- Set exercise -
Check every line of the entries below for the word "before", and copy the ones that have it.

- Listed entries -
· · · ·

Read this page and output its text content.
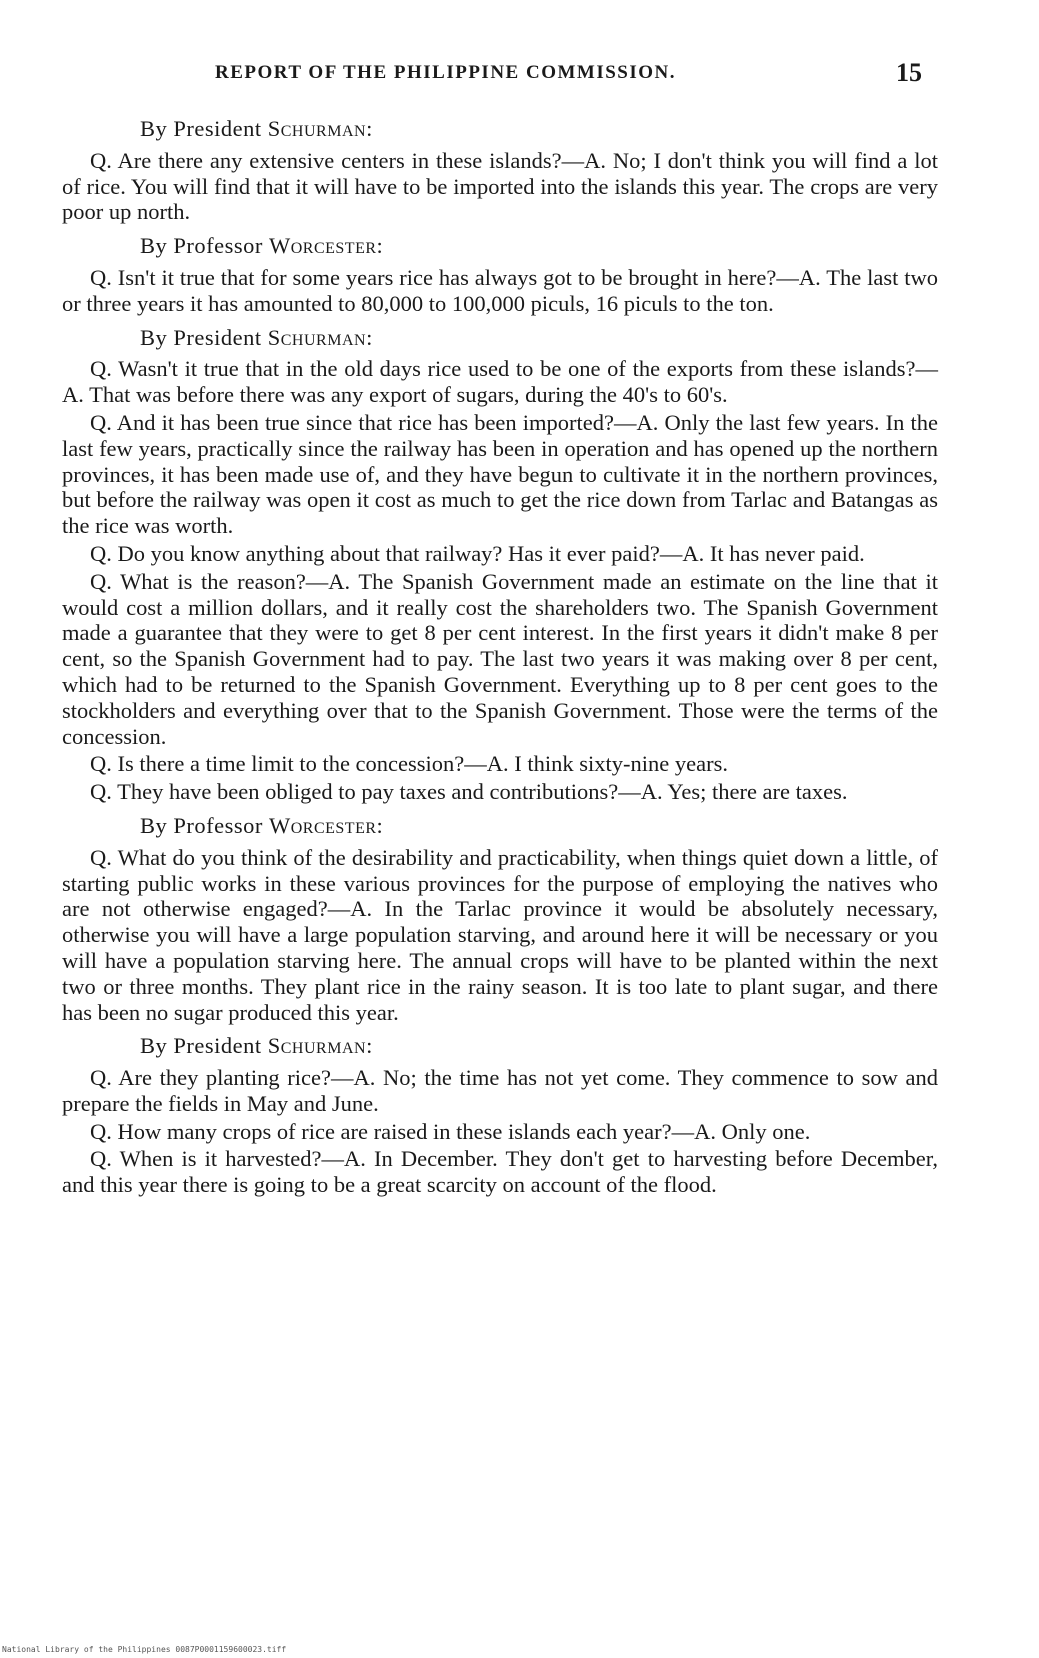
REPORT OF THE PHILIPPINE COMMISSION.	15
By President Schurman:

Q. Are there any extensive centers in these islands?—A. No; I don't think you will find a lot of rice. You will find that it will have to be imported into the islands this year. The crops are very poor up north.

By Professor Worcester:

Q. Isn't it true that for some years rice has always got to be brought in here?—A. The last two or three years it has amounted to 80,000 to 100,000 piculs, 16 piculs to the ton.

By President Schurman:

Q. Wasn't it true that in the old days rice used to be one of the exports from these islands?—A. That was before there was any export of sugars, during the 40's to 60's.

Q. And it has been true since that rice has been imported?—A. Only the last few years. In the last few years, practically since the railway has been in operation and has opened up the northern provinces, it has been made use of, and they have begun to cultivate it in the northern provinces, but before the railway was open it cost as much to get the rice down from Tarlac and Batangas as the rice was worth.

Q. Do you know anything about that railway? Has it ever paid?—A. It has never paid.

Q. What is the reason?—A. The Spanish Government made an estimate on the line that it would cost a million dollars, and it really cost the shareholders two. The Spanish Government made a guarantee that they were to get 8 per cent interest. In the first years it didn't make 8 per cent, so the Spanish Government had to pay. The last two years it was making over 8 per cent, which had to be returned to the Spanish Government. Everything up to 8 per cent goes to the stockholders and everything over that to the Spanish Government. Those were the terms of the concession.

Q. Is there a time limit to the concession?—A. I think sixty-nine years.

Q. They have been obliged to pay taxes and contributions?—A. Yes; there are taxes.

By Professor Worcester:

Q. What do you think of the desirability and practicability, when things quiet down a little, of starting public works in these various provinces for the purpose of employing the natives who are not otherwise engaged?—A. In the Tarlac province it would be absolutely necessary, otherwise you will have a large population starving, and around here it will be necessary or you will have a population starving here. The annual crops will have to be planted within the next two or three months. They plant rice in the rainy season. It is too late to plant sugar, and there has been no sugar produced this year.

By President Schurman:

Q. Are they planting rice?—A. No; the time has not yet come. They commence to sow and prepare the fields in May and June.

Q. How many crops of rice are raised in these islands each year?—A. Only one.

Q. When is it harvested?—A. In December. They don't get to harvesting before December, and this year there is going to be a great scarcity on account of the flood.

National Library of the Philippines 0087P0001159600023.tiff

· · · ·

- Correct result -
Q. Wasn't it true that in the old days rice used to be one of the exports from these islands?—A. That was before there was any export of sugars, during the 40's to 60's.
Q. And it has been true since that rice has been imported?—A. Only the last few years. In the last few years, practically since the railway has been in operation and has opened up the northern provinces, it has been made use of, and they have begun to cultivate it in the northern provinces, but before the railway was open it cost as much to get the rice down from Tarlac and Batangas as the rice was worth.
Q. When is it harvested?—A. In December. They don't get to harvesting before December, and this year there is going to be a great scarcity on account of the flood.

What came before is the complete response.